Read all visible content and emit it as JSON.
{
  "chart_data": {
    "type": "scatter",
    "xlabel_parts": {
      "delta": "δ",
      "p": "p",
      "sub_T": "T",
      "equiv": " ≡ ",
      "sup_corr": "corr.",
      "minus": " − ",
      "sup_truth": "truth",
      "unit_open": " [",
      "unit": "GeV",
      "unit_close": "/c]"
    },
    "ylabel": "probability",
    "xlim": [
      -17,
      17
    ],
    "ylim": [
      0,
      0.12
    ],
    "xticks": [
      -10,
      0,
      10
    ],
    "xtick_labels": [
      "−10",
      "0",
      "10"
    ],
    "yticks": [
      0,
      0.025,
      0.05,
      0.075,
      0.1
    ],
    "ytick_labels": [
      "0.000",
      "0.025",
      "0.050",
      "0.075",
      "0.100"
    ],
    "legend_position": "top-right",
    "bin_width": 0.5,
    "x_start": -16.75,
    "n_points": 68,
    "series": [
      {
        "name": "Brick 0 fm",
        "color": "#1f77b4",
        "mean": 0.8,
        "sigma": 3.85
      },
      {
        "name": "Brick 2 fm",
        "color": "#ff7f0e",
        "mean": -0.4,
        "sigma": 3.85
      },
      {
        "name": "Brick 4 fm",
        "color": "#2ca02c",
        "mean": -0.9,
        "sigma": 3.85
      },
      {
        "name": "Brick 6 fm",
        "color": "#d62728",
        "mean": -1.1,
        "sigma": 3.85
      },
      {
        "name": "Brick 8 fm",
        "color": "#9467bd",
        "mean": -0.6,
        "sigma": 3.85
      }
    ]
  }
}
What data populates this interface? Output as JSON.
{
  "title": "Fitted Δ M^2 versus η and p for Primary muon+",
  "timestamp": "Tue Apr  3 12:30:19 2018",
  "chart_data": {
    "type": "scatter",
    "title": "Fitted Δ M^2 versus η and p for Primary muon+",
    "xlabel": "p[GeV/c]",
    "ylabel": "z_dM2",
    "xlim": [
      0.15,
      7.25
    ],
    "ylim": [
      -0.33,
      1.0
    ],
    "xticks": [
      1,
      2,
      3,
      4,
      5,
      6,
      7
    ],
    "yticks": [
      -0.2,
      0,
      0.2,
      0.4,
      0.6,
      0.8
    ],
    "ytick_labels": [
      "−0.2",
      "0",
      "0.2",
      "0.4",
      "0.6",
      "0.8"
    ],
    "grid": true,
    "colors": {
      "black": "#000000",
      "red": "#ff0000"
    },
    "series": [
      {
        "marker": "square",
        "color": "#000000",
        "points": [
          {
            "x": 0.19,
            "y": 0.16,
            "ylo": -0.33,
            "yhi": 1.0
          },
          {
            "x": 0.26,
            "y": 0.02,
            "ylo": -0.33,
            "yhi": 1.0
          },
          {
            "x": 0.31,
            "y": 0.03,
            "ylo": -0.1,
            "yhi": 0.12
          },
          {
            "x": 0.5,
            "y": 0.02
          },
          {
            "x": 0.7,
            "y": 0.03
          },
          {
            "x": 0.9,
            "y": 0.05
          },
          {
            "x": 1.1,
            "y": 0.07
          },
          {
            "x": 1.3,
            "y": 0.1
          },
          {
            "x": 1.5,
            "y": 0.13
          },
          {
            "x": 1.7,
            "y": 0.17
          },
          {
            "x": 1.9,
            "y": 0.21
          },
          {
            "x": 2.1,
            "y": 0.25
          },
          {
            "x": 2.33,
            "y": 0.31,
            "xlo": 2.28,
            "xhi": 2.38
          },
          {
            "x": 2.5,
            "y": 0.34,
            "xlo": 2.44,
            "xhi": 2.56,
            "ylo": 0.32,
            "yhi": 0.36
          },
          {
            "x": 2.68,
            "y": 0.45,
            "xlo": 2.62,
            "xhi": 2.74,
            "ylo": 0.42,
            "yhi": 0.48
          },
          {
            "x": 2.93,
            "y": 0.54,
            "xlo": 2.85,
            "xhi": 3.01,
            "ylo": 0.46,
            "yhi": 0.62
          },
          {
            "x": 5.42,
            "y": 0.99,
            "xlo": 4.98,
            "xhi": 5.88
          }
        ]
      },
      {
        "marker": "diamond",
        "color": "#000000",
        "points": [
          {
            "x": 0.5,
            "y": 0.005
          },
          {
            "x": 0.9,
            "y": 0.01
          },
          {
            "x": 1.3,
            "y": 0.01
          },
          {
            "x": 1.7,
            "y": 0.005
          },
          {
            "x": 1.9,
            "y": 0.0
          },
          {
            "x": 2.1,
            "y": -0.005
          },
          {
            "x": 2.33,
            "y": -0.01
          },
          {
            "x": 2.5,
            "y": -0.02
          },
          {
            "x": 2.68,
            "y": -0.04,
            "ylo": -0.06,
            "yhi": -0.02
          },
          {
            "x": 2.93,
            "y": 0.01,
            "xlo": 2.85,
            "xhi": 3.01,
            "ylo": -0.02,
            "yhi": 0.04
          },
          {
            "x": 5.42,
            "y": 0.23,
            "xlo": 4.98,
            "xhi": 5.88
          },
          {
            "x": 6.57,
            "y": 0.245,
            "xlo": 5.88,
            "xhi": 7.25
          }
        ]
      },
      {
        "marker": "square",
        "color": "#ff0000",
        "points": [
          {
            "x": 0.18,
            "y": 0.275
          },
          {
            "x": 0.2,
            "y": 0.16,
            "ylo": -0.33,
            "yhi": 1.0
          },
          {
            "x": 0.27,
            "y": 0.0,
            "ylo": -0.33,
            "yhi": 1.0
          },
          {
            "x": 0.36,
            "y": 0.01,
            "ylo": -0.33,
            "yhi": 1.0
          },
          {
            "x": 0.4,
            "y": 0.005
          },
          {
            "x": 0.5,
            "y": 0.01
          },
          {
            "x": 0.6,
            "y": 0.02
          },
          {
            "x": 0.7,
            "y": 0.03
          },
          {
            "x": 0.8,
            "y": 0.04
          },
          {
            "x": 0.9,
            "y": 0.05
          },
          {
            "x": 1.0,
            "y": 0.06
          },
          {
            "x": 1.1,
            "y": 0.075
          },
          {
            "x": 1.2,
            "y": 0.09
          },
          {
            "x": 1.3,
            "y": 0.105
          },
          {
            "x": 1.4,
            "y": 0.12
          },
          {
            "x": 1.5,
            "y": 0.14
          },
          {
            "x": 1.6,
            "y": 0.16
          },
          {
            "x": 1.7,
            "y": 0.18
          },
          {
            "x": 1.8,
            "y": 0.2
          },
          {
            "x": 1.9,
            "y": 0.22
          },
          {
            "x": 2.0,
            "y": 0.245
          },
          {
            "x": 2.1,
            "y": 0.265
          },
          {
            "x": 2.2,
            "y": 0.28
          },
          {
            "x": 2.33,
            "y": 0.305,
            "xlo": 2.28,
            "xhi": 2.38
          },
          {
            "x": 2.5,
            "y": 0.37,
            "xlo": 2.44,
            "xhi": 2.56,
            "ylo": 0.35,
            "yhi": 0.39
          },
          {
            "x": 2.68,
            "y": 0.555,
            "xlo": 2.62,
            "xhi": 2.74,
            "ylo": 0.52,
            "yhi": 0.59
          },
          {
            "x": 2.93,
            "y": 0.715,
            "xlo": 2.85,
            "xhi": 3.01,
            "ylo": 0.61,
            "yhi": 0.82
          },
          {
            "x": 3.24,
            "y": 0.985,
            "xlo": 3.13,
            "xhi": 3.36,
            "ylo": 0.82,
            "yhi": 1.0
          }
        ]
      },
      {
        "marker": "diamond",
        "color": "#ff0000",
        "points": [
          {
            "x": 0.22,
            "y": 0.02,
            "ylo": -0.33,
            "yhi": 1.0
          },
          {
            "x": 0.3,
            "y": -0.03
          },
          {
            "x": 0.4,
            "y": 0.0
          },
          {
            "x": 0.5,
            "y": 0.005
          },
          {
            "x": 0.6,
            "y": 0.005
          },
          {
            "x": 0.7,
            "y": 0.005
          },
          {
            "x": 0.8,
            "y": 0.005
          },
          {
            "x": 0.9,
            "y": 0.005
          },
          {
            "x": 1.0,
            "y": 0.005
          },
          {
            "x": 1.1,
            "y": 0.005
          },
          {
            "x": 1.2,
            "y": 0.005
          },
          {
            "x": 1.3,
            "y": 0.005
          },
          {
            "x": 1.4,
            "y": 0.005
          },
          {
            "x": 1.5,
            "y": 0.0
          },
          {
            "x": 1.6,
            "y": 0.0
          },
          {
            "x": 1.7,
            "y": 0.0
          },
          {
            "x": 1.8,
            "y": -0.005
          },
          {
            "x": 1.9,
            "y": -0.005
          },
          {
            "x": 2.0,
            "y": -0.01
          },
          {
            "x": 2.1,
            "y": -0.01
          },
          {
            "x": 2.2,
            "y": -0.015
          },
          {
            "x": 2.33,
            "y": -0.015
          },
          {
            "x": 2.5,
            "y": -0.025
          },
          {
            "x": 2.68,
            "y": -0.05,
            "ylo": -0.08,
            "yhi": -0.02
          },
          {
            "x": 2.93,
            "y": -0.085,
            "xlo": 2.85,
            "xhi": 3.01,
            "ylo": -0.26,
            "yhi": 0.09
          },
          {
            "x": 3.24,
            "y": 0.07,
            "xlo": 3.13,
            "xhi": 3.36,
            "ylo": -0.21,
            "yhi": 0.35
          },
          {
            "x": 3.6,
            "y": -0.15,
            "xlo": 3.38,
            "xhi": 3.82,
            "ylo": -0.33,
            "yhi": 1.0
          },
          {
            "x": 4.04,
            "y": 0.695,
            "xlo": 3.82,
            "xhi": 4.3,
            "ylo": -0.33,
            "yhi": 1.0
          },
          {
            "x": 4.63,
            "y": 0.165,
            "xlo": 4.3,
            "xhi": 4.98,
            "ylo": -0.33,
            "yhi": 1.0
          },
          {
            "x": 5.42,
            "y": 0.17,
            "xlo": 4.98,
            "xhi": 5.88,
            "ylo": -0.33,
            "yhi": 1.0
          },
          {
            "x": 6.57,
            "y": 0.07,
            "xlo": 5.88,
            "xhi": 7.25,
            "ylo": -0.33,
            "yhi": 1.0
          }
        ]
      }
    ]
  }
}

........

Task - Give the count of lines in the records that contain "Primary", and no other text.

Result - 2